From the records, pick out and copy each line containing "content".

* [Stored items from a collection]:
_____

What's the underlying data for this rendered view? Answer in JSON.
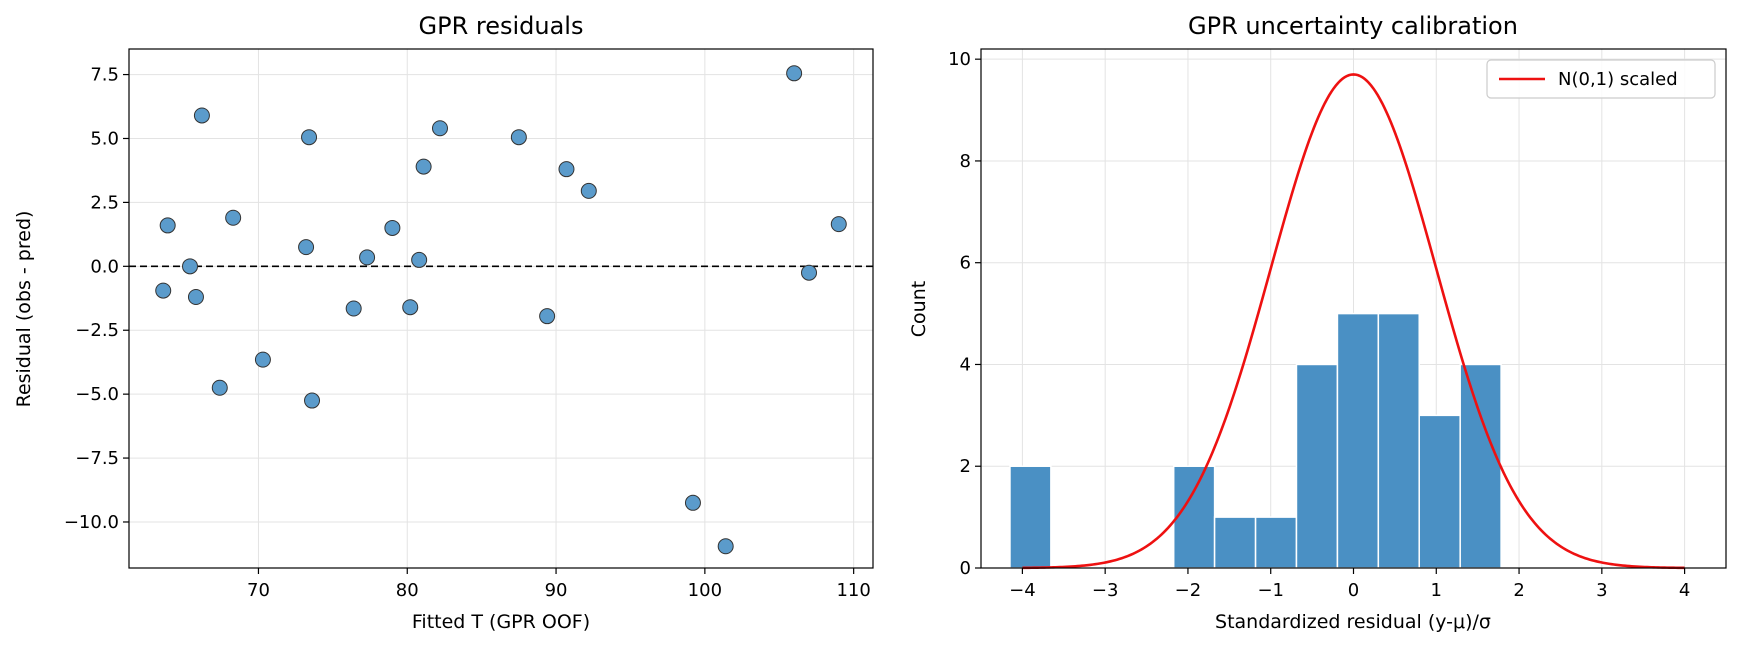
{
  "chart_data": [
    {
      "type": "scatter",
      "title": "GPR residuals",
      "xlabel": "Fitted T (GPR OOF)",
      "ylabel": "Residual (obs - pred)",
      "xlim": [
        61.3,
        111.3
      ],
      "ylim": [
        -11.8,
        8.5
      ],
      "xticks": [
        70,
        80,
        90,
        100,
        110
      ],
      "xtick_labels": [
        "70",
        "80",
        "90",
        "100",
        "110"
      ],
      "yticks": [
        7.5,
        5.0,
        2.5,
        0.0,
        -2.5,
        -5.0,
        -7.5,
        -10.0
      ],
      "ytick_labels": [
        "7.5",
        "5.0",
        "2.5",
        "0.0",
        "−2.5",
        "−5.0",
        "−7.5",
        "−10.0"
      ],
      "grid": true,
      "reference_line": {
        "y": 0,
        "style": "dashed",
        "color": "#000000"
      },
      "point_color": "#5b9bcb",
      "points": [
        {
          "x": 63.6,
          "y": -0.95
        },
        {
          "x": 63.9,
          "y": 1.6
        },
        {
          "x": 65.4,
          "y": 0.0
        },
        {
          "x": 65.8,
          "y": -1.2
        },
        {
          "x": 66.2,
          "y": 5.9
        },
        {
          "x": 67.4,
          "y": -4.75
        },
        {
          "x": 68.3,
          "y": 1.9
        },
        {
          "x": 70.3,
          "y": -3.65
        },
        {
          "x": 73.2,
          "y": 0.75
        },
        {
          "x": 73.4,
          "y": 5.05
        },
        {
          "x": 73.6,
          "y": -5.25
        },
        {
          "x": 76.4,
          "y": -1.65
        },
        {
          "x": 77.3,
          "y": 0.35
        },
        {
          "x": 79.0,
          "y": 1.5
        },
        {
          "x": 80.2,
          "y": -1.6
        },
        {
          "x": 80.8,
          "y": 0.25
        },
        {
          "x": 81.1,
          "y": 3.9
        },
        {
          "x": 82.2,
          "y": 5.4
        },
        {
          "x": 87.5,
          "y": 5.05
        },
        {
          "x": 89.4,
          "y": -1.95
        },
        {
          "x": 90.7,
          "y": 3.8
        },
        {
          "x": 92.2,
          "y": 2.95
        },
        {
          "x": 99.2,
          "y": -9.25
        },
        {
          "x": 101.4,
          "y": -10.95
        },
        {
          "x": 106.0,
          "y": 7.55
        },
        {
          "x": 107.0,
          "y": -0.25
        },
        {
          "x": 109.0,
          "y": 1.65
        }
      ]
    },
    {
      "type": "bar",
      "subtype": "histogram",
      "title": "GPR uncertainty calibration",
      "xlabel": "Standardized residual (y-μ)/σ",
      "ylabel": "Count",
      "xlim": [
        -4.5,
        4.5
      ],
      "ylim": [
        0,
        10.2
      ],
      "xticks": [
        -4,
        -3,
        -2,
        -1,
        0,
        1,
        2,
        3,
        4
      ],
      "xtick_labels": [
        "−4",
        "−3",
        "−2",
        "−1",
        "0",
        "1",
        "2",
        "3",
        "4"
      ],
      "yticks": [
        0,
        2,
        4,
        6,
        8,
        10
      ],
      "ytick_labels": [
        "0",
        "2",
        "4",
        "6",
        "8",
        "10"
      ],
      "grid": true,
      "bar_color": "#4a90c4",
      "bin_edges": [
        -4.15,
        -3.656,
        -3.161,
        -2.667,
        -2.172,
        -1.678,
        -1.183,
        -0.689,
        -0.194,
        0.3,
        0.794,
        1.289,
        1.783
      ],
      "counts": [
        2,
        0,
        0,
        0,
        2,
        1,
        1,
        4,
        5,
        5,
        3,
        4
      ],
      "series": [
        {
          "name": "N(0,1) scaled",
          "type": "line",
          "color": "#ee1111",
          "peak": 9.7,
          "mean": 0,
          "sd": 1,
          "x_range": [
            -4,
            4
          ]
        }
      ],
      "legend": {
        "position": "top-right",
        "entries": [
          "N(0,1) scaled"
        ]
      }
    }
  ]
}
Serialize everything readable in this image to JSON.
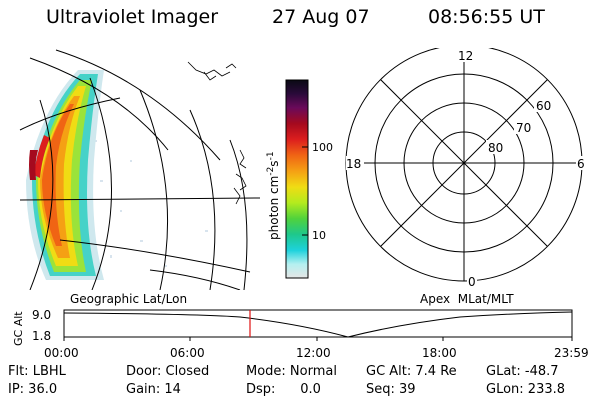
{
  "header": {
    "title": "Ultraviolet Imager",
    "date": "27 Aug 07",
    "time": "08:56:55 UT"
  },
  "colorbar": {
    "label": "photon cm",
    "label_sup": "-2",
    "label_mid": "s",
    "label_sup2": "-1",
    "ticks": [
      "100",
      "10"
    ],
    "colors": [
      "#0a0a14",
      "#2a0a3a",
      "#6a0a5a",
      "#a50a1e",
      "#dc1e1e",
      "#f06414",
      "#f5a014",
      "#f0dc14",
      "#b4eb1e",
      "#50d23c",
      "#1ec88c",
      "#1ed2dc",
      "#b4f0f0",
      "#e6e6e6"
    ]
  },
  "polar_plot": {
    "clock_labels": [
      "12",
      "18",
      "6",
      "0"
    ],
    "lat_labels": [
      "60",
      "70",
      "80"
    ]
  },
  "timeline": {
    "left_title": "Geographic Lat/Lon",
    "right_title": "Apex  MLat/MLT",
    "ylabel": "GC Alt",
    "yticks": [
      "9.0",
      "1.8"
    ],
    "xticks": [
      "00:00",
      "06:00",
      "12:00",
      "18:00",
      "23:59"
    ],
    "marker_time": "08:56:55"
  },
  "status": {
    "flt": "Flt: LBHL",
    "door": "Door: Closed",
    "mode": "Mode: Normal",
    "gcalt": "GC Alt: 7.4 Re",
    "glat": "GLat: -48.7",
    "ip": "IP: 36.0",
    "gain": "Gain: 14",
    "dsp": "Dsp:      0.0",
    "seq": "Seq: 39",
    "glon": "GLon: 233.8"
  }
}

_____

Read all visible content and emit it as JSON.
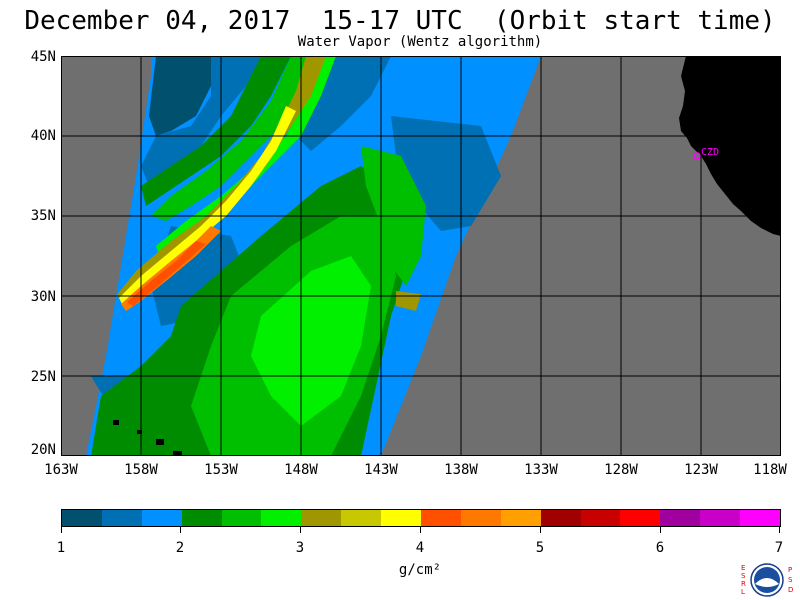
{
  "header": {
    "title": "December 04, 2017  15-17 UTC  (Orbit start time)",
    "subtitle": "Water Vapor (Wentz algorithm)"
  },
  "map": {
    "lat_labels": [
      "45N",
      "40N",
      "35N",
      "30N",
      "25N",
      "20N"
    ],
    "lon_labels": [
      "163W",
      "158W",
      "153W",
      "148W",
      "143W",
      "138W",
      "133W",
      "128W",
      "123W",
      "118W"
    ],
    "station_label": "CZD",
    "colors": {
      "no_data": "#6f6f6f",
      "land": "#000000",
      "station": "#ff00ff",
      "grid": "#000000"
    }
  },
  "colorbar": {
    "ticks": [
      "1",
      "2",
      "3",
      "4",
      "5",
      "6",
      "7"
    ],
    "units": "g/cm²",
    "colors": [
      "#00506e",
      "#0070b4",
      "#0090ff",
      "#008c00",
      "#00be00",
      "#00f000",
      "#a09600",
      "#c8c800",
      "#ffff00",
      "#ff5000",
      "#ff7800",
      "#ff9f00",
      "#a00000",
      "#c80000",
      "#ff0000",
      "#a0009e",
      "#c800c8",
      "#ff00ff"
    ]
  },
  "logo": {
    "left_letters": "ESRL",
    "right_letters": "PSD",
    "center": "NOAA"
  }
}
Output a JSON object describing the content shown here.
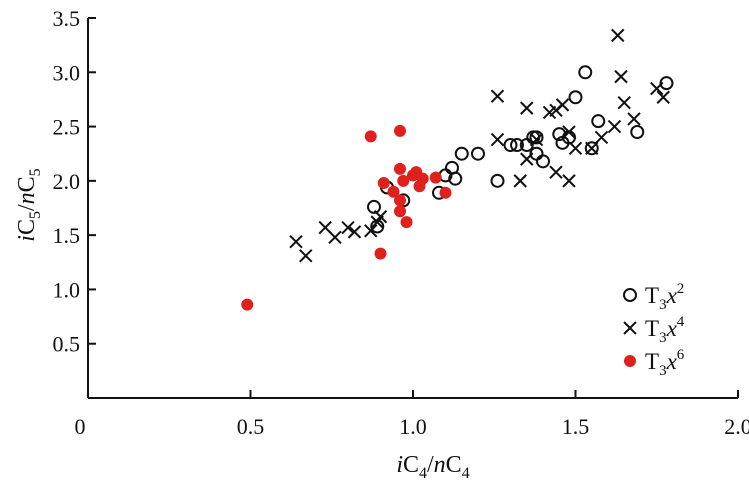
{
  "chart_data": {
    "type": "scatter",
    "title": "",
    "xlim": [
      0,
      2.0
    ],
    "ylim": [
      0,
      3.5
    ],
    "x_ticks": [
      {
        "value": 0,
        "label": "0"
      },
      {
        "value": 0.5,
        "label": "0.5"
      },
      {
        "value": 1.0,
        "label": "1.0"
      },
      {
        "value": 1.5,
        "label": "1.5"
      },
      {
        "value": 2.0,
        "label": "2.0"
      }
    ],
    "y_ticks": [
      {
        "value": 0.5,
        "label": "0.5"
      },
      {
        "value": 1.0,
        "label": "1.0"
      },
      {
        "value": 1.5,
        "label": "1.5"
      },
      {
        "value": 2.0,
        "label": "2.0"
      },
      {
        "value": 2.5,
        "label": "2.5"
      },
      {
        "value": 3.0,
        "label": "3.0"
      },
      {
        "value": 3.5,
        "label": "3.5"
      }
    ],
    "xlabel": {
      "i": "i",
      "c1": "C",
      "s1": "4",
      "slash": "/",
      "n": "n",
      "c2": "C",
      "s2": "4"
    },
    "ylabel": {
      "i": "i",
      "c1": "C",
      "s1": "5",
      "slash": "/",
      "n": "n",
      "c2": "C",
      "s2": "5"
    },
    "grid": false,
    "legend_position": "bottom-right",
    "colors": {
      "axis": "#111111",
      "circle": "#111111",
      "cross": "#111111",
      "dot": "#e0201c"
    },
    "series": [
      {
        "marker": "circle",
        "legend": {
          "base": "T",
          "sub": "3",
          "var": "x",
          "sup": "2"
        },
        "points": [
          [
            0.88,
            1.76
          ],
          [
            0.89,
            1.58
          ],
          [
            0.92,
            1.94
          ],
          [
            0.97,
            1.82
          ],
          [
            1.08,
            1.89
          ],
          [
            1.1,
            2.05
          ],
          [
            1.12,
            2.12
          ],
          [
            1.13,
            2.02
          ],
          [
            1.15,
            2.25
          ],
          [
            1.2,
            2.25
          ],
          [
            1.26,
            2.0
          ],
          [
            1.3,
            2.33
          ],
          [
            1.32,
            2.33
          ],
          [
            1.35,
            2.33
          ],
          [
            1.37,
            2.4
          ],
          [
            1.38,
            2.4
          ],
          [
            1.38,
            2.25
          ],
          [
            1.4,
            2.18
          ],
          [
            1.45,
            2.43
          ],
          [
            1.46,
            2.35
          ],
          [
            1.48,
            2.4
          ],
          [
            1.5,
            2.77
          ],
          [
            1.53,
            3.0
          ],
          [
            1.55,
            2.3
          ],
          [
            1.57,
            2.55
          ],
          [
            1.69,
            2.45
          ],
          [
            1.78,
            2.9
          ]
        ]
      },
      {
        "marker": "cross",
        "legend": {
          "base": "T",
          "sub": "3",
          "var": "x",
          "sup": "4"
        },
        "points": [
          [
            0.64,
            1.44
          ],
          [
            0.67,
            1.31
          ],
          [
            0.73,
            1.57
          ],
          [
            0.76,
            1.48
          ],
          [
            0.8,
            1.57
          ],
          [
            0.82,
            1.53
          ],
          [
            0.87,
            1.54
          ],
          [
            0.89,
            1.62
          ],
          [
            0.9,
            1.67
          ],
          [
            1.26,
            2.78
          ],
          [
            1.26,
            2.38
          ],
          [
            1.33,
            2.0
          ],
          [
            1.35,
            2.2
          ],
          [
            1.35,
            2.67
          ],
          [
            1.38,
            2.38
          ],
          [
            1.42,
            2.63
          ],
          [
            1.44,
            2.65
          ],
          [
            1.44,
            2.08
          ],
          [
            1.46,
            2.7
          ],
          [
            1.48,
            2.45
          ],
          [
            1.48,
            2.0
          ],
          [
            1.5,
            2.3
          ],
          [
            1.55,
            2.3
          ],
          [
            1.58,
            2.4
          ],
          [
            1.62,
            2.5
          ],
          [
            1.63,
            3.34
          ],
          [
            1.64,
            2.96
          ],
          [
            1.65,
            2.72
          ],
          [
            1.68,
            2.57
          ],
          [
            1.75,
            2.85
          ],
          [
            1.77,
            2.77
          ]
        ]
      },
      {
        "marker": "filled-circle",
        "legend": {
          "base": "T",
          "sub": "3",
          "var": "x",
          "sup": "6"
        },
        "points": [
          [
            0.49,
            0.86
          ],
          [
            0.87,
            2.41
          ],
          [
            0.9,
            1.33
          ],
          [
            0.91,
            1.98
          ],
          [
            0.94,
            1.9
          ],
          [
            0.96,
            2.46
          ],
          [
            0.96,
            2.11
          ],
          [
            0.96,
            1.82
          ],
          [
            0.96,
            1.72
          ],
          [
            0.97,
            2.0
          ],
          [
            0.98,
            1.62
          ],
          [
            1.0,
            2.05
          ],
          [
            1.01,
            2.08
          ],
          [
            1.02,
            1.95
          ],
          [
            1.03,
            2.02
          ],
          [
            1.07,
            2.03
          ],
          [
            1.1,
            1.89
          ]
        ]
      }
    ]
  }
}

_____

* [Written response]:
Read all visible content and emit it as JSON.
Output a JSON object describing the content shown here.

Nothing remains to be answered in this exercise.